* [What to do] Print every entry word for word, but omit the pictures.

┌────────

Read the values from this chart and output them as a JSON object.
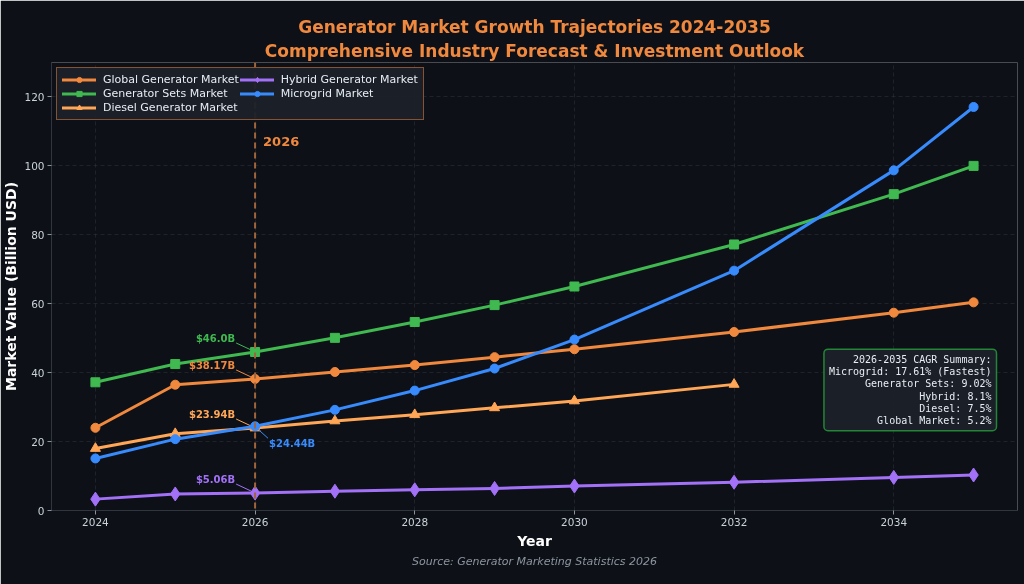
{
  "chart_data": {
    "type": "line",
    "title": "Generator Market Growth Trajectories 2024-2035",
    "subtitle": "Comprehensive Industry Forecast & Investment Outlook",
    "xlabel": "Year",
    "ylabel": "Market Value (Billion USD)",
    "x": [
      2024,
      2025,
      2026,
      2027,
      2028,
      2029,
      2030,
      2032,
      2034,
      2035
    ],
    "series": [
      {
        "name": "Global Generator Market",
        "color": "#f0883e",
        "marker": "circle",
        "values": [
          24.0,
          36.5,
          38.17,
          40.2,
          42.2,
          44.5,
          46.8,
          51.8,
          57.4,
          60.4
        ],
        "value_labels": [
          null,
          null,
          "$38.17B",
          null,
          null,
          null,
          null,
          null,
          null,
          null
        ]
      },
      {
        "name": "Generator Sets Market",
        "color": "#3fb950",
        "marker": "square",
        "values": [
          37.2,
          42.5,
          46.0,
          50.1,
          54.7,
          59.6,
          65.0,
          77.2,
          91.8,
          100.0
        ],
        "value_labels": [
          null,
          null,
          "$46.0B",
          null,
          null,
          null,
          null,
          null,
          null,
          null
        ]
      },
      {
        "name": "Diesel Generator Market",
        "color": "#ffa657",
        "marker": "triangle",
        "values": [
          18.0,
          22.3,
          23.94,
          26.0,
          27.8,
          29.8,
          31.8,
          36.6,
          null,
          null
        ],
        "value_labels": [
          null,
          null,
          "$23.94B",
          null,
          null,
          null,
          null,
          null,
          null,
          null
        ]
      },
      {
        "name": "Hybrid Generator Market",
        "color": "#a371f7",
        "marker": "diamond",
        "values": [
          3.3,
          4.8,
          5.06,
          5.6,
          6.0,
          6.4,
          7.1,
          8.2,
          9.6,
          10.3
        ],
        "value_labels": [
          null,
          null,
          "$5.06B",
          null,
          null,
          null,
          null,
          null,
          null,
          null
        ]
      },
      {
        "name": "Microgrid Market",
        "color": "#388bfd",
        "marker": "circle",
        "values": [
          15.1,
          20.7,
          24.44,
          29.2,
          34.8,
          41.2,
          49.6,
          69.6,
          98.7,
          117.1
        ],
        "value_labels": [
          null,
          null,
          "$24.44B",
          null,
          null,
          null,
          null,
          null,
          null,
          null
        ]
      }
    ],
    "xlim": [
      2023.45,
      2035.55
    ],
    "ylim": [
      0,
      130
    ],
    "xticks": [
      2024,
      2026,
      2028,
      2030,
      2032,
      2034
    ],
    "yticks": [
      0,
      20,
      40,
      60,
      80,
      100,
      120
    ],
    "grid": true,
    "legend": "top left",
    "line_style": "solid",
    "ref_lines": [
      {
        "axis": "x",
        "value": 2026,
        "label": "2026",
        "color": "#a0643c",
        "line_style": "dashed"
      }
    ],
    "annotations": [
      "2026-2035 CAGR Summary:\nMicrogrid: 17.61% (Fastest)\nGenerator Sets: 9.02%\nHybrid: 8.1%\nDiesel: 7.5%\nGlobal Market: 5.2%",
      "Source: Generator Marketing Statistics 2026"
    ]
  }
}
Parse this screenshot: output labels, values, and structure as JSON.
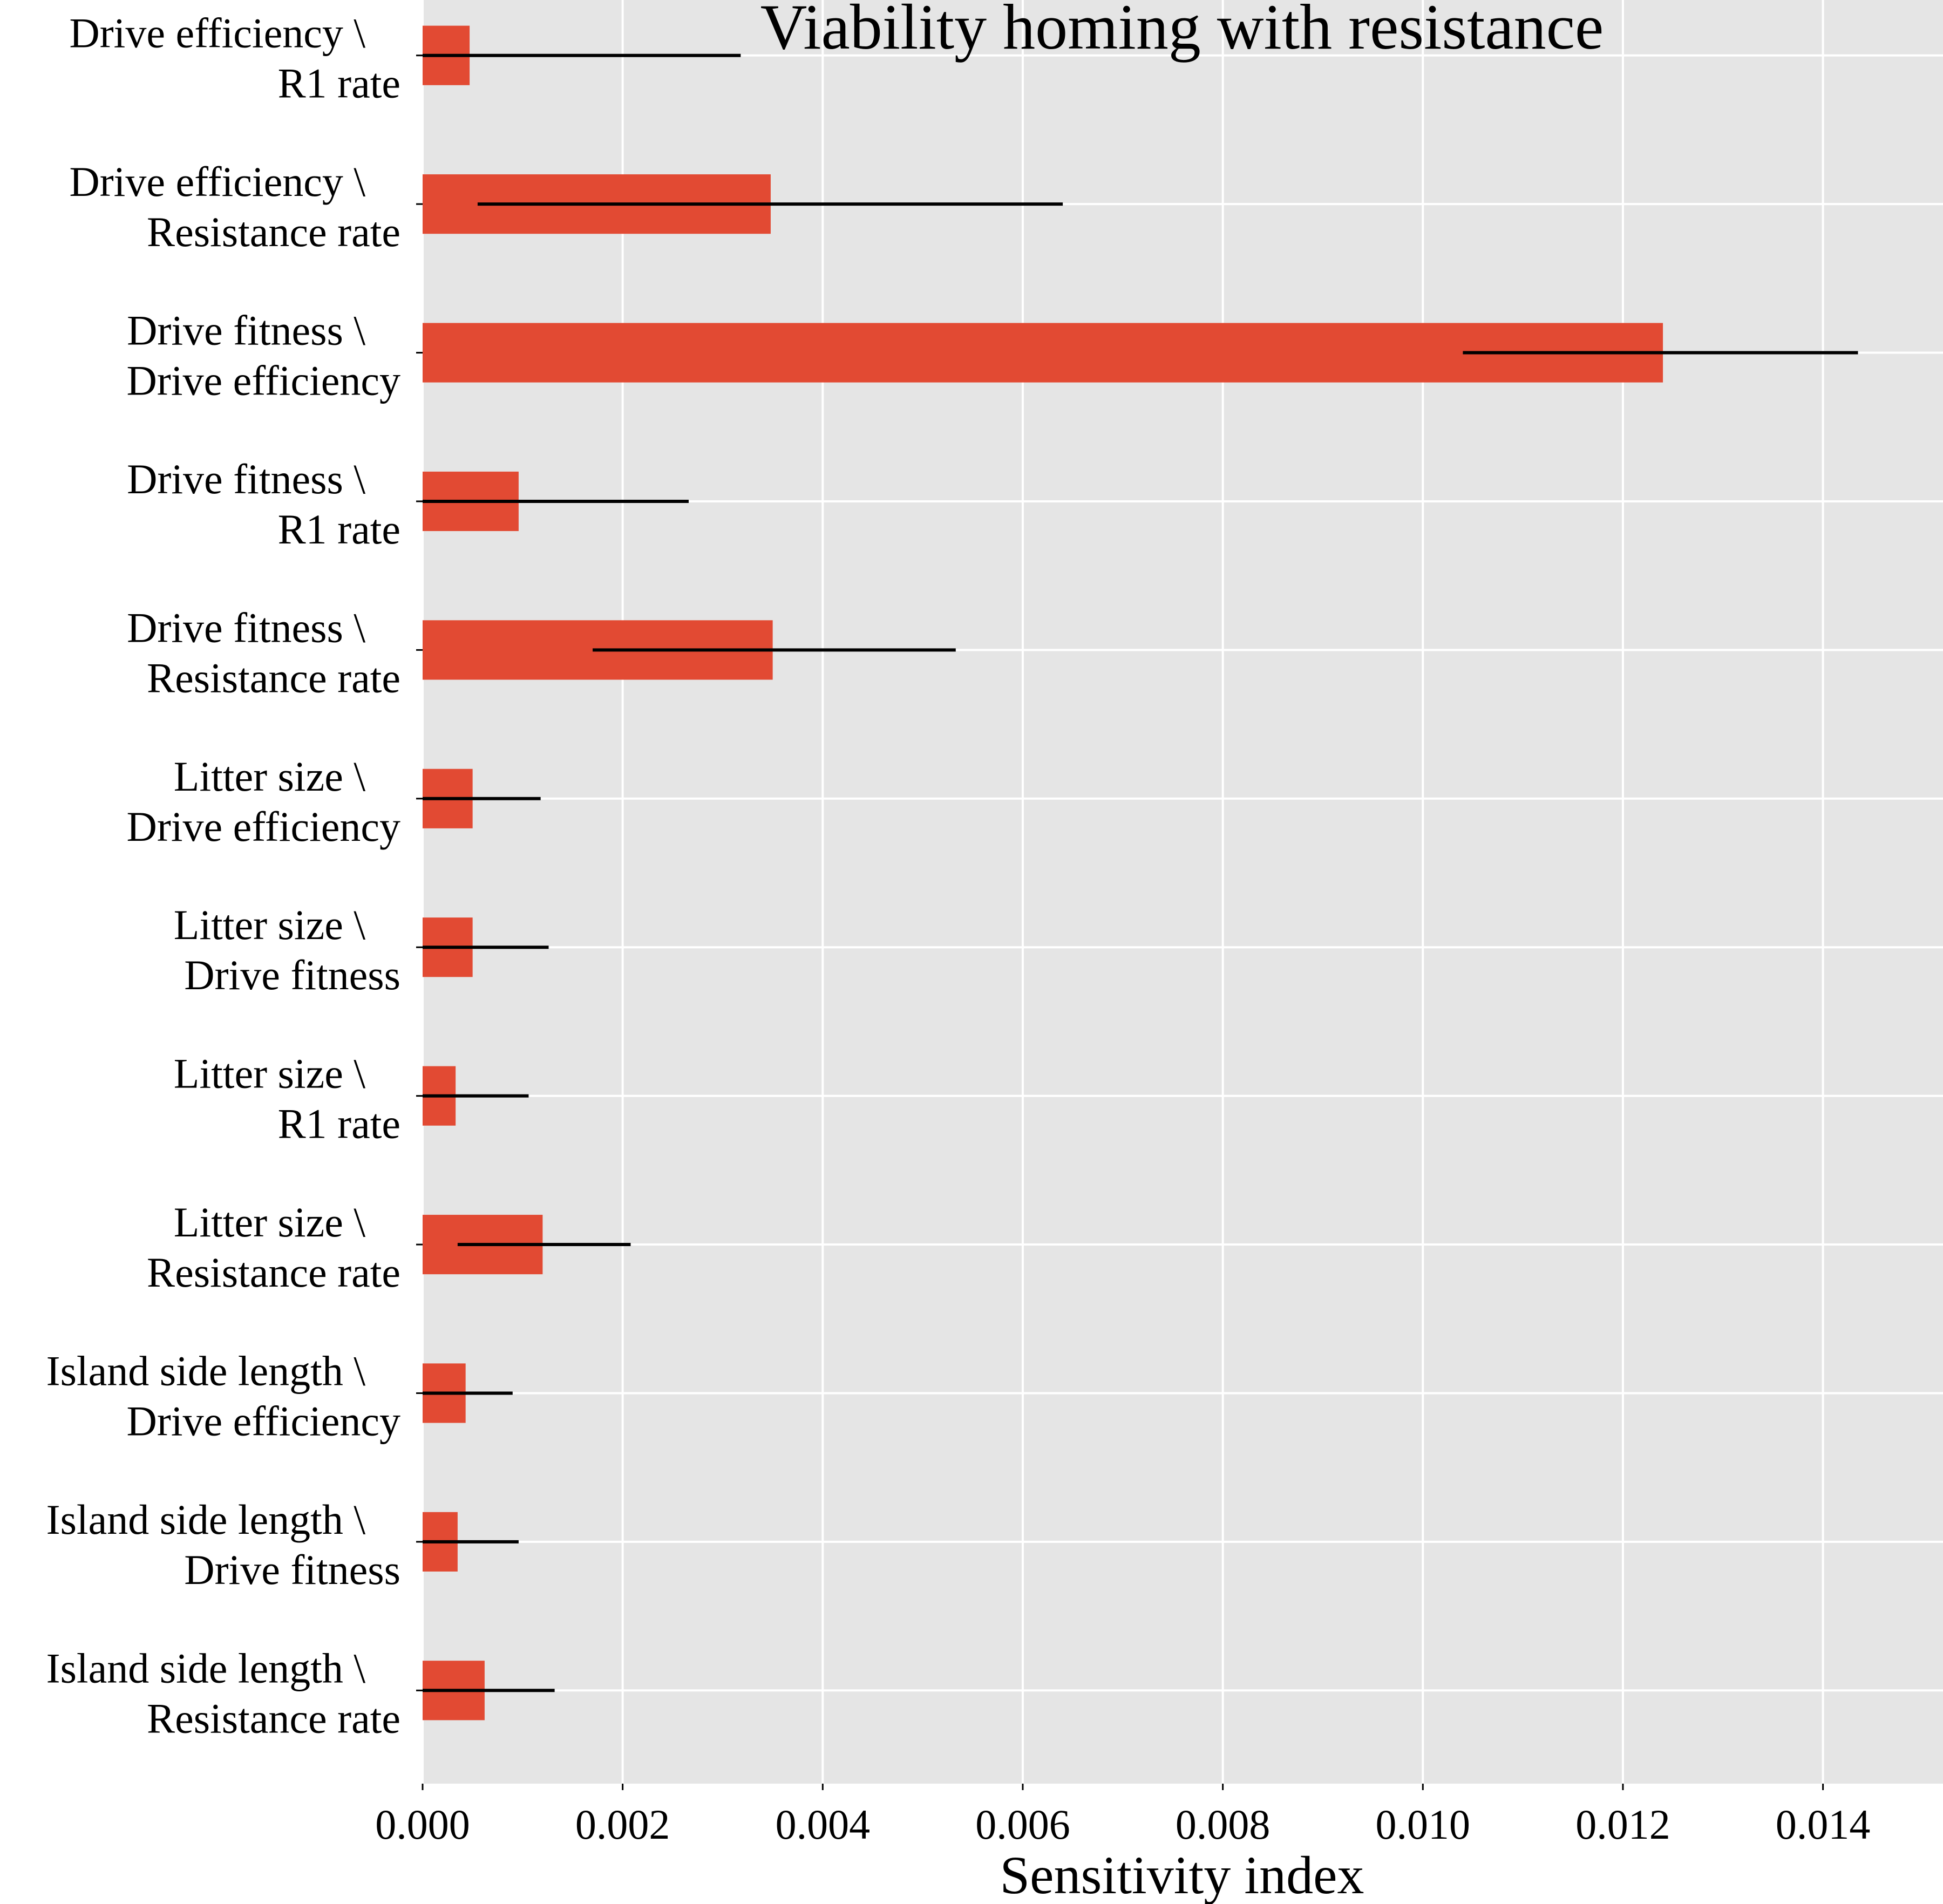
{
  "chart_data": {
    "type": "bar",
    "orientation": "horizontal",
    "title": "Viability homing with resistance",
    "xlabel": "Sensitivity index",
    "ylabel": "",
    "xlim": [
      0,
      0.0152
    ],
    "xticks": [
      "0.000",
      "0.002",
      "0.004",
      "0.006",
      "0.008",
      "0.010",
      "0.012",
      "0.014"
    ],
    "xtick_values": [
      0,
      0.002,
      0.004,
      0.006,
      0.008,
      0.01,
      0.012,
      0.014
    ],
    "grid": true,
    "categories": [
      [
        "Drive efficiency \\",
        "R1 rate"
      ],
      [
        "Drive efficiency \\",
        "Resistance rate"
      ],
      [
        "Drive fitness \\",
        "Drive efficiency"
      ],
      [
        "Drive fitness \\",
        "R1 rate"
      ],
      [
        "Drive fitness \\",
        "Resistance rate"
      ],
      [
        "Litter size \\",
        "Drive efficiency"
      ],
      [
        "Litter size \\",
        "Drive fitness"
      ],
      [
        "Litter size \\",
        "R1 rate"
      ],
      [
        "Litter size \\",
        "Resistance rate"
      ],
      [
        "Island side length \\",
        "Drive efficiency"
      ],
      [
        "Island side length \\",
        "Drive fitness"
      ],
      [
        "Island side length \\",
        "Resistance rate"
      ]
    ],
    "values": [
      0.00047,
      0.00348,
      0.0124,
      0.00096,
      0.0035,
      0.0005,
      0.0005,
      0.00033,
      0.0012,
      0.00043,
      0.00035,
      0.00062
    ],
    "error_low": [
      -0.0027,
      0.00055,
      0.0104,
      -0.00075,
      0.0017,
      -0.0007,
      -0.0008,
      -0.0004,
      0.00035,
      -0.0005,
      -0.0003,
      -0.0007
    ],
    "error_high": [
      0.00318,
      0.0064,
      0.01435,
      0.00266,
      0.00533,
      0.00118,
      0.00126,
      0.00106,
      0.00208,
      0.0009,
      0.00096,
      0.00132
    ],
    "colors": {
      "bar": "#E24A33",
      "error": "#000000",
      "panel": "#E5E5E5",
      "grid": "#FFFFFF"
    }
  }
}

└────────

* [Result of this task]
Read the values from this chart and output them as a JSON object.
{
  "chart_data": {
    "type": "line",
    "title": "Generator Market Growth Trajectories 2024-2035",
    "subtitle": "Comprehensive Industry Forecast & Investment Outlook",
    "xlabel": "Year",
    "ylabel": "Market Value (Billion USD)",
    "x": [
      2024,
      2025,
      2026,
      2027,
      2028,
      2029,
      2030,
      2032,
      2034,
      2035
    ],
    "series": [
      {
        "name": "Global Generator Market",
        "color": "#f0883e",
        "marker": "circle",
        "values": [
          24.0,
          36.5,
          38.17,
          40.2,
          42.2,
          44.5,
          46.8,
          51.8,
          57.4,
          60.4
        ],
        "value_labels": [
          null,
          null,
          "$38.17B",
          null,
          null,
          null,
          null,
          null,
          null,
          null
        ]
      },
      {
        "name": "Generator Sets Market",
        "color": "#3fb950",
        "marker": "square",
        "values": [
          37.2,
          42.5,
          46.0,
          50.1,
          54.7,
          59.6,
          65.0,
          77.2,
          91.8,
          100.0
        ],
        "value_labels": [
          null,
          null,
          "$46.0B",
          null,
          null,
          null,
          null,
          null,
          null,
          null
        ]
      },
      {
        "name": "Diesel Generator Market",
        "color": "#ffa657",
        "marker": "triangle",
        "values": [
          18.0,
          22.3,
          23.94,
          26.0,
          27.8,
          29.8,
          31.8,
          36.6,
          null,
          null
        ],
        "value_labels": [
          null,
          null,
          "$23.94B",
          null,
          null,
          null,
          null,
          null,
          null,
          null
        ]
      },
      {
        "name": "Hybrid Generator Market",
        "color": "#a371f7",
        "marker": "diamond",
        "values": [
          3.3,
          4.8,
          5.06,
          5.6,
          6.0,
          6.4,
          7.1,
          8.2,
          9.6,
          10.3
        ],
        "value_labels": [
          null,
          null,
          "$5.06B",
          null,
          null,
          null,
          null,
          null,
          null,
          null
        ]
      },
      {
        "name": "Microgrid Market",
        "color": "#388bfd",
        "marker": "circle",
        "values": [
          15.1,
          20.7,
          24.44,
          29.2,
          34.8,
          41.2,
          49.6,
          69.6,
          98.7,
          117.1
        ],
        "value_labels": [
          null,
          null,
          "$24.44B",
          null,
          null,
          null,
          null,
          null,
          null,
          null
        ]
      }
    ],
    "xlim": [
      2023.45,
      2035.55
    ],
    "ylim": [
      0,
      130
    ],
    "xticks": [
      2024,
      2026,
      2028,
      2030,
      2032,
      2034
    ],
    "yticks": [
      0,
      20,
      40,
      60,
      80,
      100,
      120
    ],
    "grid": true,
    "legend": "top left",
    "line_style": "solid",
    "ref_lines": [
      {
        "axis": "x",
        "value": 2026,
        "label": "2026",
        "color": "#a0643c",
        "line_style": "dashed"
      }
    ],
    "annotations": [
      "2026-2035 CAGR Summary:\nMicrogrid: 17.61% (Fastest)\nGenerator Sets: 9.02%\nHybrid: 8.1%\nDiesel: 7.5%\nGlobal Market: 5.2%",
      "Source: Generator Marketing Statistics 2026"
    ]
  }
}
Parse this screenshot: output labels, values, and structure as JSON.
{
  "chart_data": {
    "type": "bar",
    "orientation": "horizontal",
    "title": "Viability homing with resistance",
    "xlabel": "Sensitivity index",
    "ylabel": "",
    "xlim": [
      0,
      0.0152
    ],
    "xticks": [
      "0.000",
      "0.002",
      "0.004",
      "0.006",
      "0.008",
      "0.010",
      "0.012",
      "0.014"
    ],
    "xtick_values": [
      0,
      0.002,
      0.004,
      0.006,
      0.008,
      0.01,
      0.012,
      0.014
    ],
    "grid": true,
    "categories": [
      [
        "Drive efficiency \\",
        "R1 rate"
      ],
      [
        "Drive efficiency \\",
        "Resistance rate"
      ],
      [
        "Drive fitness \\",
        "Drive efficiency"
      ],
      [
        "Drive fitness \\",
        "R1 rate"
      ],
      [
        "Drive fitness \\",
        "Resistance rate"
      ],
      [
        "Litter size \\",
        "Drive efficiency"
      ],
      [
        "Litter size \\",
        "Drive fitness"
      ],
      [
        "Litter size \\",
        "R1 rate"
      ],
      [
        "Litter size \\",
        "Resistance rate"
      ],
      [
        "Island side length \\",
        "Drive efficiency"
      ],
      [
        "Island side length \\",
        "Drive fitness"
      ],
      [
        "Island side length \\",
        "Resistance rate"
      ]
    ],
    "values": [
      0.00047,
      0.00348,
      0.0124,
      0.00096,
      0.0035,
      0.0005,
      0.0005,
      0.00033,
      0.0012,
      0.00043,
      0.00035,
      0.00062
    ],
    "error_low": [
      -0.0027,
      0.00055,
      0.0104,
      -0.00075,
      0.0017,
      -0.0007,
      -0.0008,
      -0.0004,
      0.00035,
      -0.0005,
      -0.0003,
      -0.0007
    ],
    "error_high": [
      0.00318,
      0.0064,
      0.01435,
      0.00266,
      0.00533,
      0.00118,
      0.00126,
      0.00106,
      0.00208,
      0.0009,
      0.00096,
      0.00132
    ],
    "colors": {
      "bar": "#E24A33",
      "error": "#000000",
      "panel": "#E5E5E5",
      "grid": "#FFFFFF"
    }
  }
}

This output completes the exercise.